◆ Page extract
INTERVIEW: Kate Lambert

Student Turned Teacher.

Kate LambertKate Lambert is a well-recognized name around the Chicago comedy community. I was lucky enough to snag some of her time for this interview before she move to Los Angeles this week to pursue the next step in her career. Well Kate, we’ll miss you around town and best of luck lady!

What prompted you to begin your Chicago comedy career?
I moved to River Forest (a suburb of Chicago) for 8th grade and high school. I was a Theatre major at Wake Forest University and after I graduated from college, I came back to save up money to move to New York to pursue acting. That summer, I worked on the fundraising campaign at the Steppenwolf. My New York plans wound up falling through and I stayed. A couple years later, I decided to take an Improv for Actors class at The Second City. During that class, I fell in love with improv and wanted to keep doing it.


Were you always a performer or anything like “the class clown?”
I was definitely not the class clown, but I always loved performing—as a kid, I always put on plays, mime acts, etc. At school, I was a pretty serious student and really involved in extracurricular activities. One of my friends in high school used to make fun of me by calling me a “walking college application.” I always liked comedy and making my friends laugh, but I saved it for outside of class.

Where all have you studied/performed in Chicago?
I did the Conservatory and Musical Improv Program at The Second City and iO’s improvisation program. I’ve performed at The Second City, iO, The Annoyance, The Playground Theater, Gorilla Tango, Stage 773, Stage Left Theatre and Studio BE.

How did The Katydids form?
Caitlin Barlow came up with the idea to put together a group of women who all had variations of the name Kate. We did our first show at The Playground Theater and some of us first met right before we performed. At the time, we thought it might just be a fun, one off show, but we had such a great time together that we eventually pursued a run at Studio BE and that’s where we decided to get a coach, begin rehearsing and trying to perform at other theatres as a group.

How did the “Teachers” web series come to fruition?
Matt Miller approached us with the idea of “Teachers.” We then each came up with our characters and began writing the web series. Cap Gun Collective then came on to produce the web series alongside us, and they did such an amazing job of filming the series as well. We filmed for three days in the summer of 2012. We began releasing the web series towards the end of 2012 and it gained a following and was even featured on The Onion. We then started to focus on doing more with it—packaging it, etc. We were recently given a pilot order from TV Land and I am moving to Los Angeles this week and can’t wait to get started.

◆ Tasks and exercises
[1] In the interview, which network gave the "Teachers" web series a pilot order?
[2] Quote the interview word for word, beginning at the words "I was definitely" and stopping after "outside of class.".
The records have nothing to do with the interview.

◆ Entries provided
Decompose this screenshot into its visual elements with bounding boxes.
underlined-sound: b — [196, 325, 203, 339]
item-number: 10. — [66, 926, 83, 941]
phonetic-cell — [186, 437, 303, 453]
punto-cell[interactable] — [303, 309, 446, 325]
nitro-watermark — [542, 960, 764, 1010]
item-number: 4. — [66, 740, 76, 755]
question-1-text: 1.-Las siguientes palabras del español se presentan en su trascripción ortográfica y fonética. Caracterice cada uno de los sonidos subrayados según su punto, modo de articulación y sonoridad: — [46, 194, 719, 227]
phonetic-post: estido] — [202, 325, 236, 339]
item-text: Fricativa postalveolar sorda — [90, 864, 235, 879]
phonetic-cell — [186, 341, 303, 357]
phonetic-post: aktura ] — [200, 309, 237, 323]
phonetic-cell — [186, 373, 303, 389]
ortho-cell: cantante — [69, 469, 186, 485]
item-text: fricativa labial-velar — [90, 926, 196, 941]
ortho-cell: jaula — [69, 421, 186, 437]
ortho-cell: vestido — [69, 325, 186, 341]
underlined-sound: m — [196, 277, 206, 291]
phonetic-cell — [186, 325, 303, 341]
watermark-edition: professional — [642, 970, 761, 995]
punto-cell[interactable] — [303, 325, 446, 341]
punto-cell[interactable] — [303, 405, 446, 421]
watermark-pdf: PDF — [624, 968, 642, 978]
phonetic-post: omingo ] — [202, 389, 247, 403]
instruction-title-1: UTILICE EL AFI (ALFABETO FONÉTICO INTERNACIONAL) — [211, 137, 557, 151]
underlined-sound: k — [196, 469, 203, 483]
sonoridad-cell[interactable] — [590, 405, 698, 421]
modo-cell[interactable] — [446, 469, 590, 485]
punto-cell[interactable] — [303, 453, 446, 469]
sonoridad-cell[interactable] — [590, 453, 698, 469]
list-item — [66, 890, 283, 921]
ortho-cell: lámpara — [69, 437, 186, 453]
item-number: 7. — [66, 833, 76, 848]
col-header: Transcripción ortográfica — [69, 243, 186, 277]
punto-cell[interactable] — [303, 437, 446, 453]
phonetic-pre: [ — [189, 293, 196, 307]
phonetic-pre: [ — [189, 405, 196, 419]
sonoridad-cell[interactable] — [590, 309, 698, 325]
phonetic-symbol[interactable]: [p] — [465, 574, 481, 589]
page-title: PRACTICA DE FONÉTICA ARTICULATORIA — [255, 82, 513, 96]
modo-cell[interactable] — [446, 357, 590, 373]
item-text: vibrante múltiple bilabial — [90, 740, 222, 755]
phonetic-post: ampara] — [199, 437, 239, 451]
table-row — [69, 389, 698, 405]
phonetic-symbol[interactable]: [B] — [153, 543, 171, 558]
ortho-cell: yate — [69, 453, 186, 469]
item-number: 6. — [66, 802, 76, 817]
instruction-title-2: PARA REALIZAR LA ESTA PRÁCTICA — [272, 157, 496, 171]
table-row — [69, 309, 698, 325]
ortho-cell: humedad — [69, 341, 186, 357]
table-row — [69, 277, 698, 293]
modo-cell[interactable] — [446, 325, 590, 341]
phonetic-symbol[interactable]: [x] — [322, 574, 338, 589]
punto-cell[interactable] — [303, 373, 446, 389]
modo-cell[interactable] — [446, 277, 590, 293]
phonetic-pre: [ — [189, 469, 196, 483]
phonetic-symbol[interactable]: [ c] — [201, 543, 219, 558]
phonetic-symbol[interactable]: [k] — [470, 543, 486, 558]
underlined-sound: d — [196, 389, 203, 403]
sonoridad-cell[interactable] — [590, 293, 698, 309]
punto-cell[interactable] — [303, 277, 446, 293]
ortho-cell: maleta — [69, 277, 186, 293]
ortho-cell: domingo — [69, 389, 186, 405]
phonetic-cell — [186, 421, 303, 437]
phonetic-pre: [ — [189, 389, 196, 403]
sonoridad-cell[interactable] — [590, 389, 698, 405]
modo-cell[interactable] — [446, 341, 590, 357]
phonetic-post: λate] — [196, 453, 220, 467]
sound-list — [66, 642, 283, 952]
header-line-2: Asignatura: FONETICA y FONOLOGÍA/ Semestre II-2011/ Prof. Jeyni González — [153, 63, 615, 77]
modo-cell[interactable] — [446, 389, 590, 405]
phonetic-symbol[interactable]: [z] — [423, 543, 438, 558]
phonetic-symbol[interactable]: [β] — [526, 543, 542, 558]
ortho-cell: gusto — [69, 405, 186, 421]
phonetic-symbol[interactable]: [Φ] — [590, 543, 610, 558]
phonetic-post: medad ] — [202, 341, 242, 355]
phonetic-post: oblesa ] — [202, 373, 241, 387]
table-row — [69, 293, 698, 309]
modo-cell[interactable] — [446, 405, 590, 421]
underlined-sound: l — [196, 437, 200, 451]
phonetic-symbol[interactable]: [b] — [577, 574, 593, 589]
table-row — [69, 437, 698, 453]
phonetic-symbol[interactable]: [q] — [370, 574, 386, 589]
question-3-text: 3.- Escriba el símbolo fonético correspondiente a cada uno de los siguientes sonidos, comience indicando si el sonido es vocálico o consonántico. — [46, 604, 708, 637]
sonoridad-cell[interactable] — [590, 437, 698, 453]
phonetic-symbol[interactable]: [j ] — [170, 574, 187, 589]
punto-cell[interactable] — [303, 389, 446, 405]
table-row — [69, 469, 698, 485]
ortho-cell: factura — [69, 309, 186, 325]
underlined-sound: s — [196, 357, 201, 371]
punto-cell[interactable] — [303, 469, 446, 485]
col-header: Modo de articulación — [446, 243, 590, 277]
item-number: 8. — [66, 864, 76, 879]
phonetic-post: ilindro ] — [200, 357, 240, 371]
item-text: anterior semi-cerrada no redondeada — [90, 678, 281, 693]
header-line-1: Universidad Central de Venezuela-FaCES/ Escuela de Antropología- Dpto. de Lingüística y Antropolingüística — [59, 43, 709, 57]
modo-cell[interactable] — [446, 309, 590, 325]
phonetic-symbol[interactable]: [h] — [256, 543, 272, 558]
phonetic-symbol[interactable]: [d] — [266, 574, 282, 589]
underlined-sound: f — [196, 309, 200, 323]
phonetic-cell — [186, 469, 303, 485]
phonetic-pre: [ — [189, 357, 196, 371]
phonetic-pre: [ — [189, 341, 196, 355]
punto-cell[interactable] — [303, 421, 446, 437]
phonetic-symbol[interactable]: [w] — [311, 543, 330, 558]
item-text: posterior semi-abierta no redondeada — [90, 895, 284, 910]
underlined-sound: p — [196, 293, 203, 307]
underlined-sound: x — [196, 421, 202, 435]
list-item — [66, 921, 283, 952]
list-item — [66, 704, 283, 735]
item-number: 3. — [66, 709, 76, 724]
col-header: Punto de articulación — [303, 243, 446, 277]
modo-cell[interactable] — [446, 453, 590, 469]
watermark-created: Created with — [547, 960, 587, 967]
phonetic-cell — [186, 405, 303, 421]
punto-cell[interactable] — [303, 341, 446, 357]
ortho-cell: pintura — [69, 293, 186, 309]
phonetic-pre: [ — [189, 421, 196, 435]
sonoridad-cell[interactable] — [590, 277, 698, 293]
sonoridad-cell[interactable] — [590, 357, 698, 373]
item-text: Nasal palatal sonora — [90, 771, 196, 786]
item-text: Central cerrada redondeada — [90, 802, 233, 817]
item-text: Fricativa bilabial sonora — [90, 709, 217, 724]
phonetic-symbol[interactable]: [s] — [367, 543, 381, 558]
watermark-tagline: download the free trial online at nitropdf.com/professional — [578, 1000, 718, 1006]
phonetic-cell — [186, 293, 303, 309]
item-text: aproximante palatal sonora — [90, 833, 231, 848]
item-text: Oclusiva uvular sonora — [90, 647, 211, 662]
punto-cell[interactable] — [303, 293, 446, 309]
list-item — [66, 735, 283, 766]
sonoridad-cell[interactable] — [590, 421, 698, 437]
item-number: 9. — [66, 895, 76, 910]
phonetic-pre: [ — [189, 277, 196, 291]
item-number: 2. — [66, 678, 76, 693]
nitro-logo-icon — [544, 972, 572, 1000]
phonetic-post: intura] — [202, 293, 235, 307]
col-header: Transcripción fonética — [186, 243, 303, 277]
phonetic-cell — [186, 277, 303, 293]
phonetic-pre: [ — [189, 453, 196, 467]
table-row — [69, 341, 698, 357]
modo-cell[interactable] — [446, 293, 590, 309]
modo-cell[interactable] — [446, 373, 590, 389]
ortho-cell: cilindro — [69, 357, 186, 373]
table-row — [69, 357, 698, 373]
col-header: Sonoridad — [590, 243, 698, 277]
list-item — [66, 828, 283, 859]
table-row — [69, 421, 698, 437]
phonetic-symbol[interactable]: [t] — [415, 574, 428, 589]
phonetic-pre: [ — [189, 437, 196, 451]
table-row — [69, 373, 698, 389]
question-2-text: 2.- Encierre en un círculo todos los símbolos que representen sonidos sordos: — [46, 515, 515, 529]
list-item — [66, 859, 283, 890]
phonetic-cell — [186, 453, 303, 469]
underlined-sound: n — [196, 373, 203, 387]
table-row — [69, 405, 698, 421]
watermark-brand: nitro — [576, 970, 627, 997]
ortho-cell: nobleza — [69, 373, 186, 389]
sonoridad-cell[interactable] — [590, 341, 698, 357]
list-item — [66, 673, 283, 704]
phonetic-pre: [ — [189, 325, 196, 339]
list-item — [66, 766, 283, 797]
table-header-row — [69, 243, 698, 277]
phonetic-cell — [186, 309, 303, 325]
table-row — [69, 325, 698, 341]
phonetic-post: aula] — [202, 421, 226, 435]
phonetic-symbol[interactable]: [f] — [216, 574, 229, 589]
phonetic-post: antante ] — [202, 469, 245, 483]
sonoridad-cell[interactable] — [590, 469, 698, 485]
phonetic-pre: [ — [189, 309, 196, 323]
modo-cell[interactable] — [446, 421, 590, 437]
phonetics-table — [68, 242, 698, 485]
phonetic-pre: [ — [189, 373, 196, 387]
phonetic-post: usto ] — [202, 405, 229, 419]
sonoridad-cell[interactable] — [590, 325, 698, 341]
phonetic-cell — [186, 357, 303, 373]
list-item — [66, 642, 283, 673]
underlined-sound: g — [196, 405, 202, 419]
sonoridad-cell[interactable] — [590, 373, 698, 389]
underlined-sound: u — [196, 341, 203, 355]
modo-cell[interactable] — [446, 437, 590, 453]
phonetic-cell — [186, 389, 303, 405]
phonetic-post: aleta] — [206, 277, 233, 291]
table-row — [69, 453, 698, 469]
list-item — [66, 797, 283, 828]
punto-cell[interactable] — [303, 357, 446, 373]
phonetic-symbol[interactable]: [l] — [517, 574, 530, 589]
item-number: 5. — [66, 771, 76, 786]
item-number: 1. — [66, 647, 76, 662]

◆ The replies
[1] TV Land

[2]
I was definitely not the class clown, but I always loved performing—as a kid, I always put on plays, mime acts, etc. At school, I was a pretty serious student and really involved in extracurricular activities. One of my friends in high school used to make fun of me by calling me a “walking college application.” I always liked comedy and making my friends laugh, but I saved it for outside of class.